§ TASK TO COMPLETE: Wherever the string "rank" appears, copy the whole line.

§ PROVIDED INFORMATION:

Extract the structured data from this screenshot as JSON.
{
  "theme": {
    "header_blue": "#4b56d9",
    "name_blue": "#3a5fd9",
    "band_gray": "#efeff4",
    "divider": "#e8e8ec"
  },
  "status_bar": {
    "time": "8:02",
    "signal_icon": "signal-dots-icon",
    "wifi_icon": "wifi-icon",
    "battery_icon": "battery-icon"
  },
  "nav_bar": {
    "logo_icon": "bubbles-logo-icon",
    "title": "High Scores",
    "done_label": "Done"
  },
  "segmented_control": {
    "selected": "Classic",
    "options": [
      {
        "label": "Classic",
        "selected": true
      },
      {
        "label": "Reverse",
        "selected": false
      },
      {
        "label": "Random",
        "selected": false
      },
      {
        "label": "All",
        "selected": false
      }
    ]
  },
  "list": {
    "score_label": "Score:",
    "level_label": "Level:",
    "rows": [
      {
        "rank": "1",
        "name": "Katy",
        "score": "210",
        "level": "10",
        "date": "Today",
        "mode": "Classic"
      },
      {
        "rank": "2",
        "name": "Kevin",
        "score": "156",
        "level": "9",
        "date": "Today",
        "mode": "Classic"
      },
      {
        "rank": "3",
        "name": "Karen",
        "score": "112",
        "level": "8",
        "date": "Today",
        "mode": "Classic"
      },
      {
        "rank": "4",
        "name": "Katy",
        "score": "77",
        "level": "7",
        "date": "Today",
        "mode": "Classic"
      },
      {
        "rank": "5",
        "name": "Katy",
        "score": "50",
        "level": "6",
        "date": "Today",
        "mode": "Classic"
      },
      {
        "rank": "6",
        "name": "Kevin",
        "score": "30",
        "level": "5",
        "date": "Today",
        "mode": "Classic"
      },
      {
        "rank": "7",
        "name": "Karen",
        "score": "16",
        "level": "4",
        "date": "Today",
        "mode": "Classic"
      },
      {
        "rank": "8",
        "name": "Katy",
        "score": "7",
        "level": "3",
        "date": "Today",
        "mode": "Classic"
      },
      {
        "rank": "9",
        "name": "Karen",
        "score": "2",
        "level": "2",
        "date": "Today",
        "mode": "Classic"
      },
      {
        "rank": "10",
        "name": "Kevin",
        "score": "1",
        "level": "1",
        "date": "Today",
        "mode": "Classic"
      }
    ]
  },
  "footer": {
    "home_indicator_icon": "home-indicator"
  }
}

§ RESULT OF THE EXERCISE:
        "rank": "1",
        "rank": "2",
        "rank": "3",
        "rank": "4",
        "rank": "5",
        "rank": "6",
        "rank": "7",
        "rank": "8",
        "rank": "9",
        "rank": "10",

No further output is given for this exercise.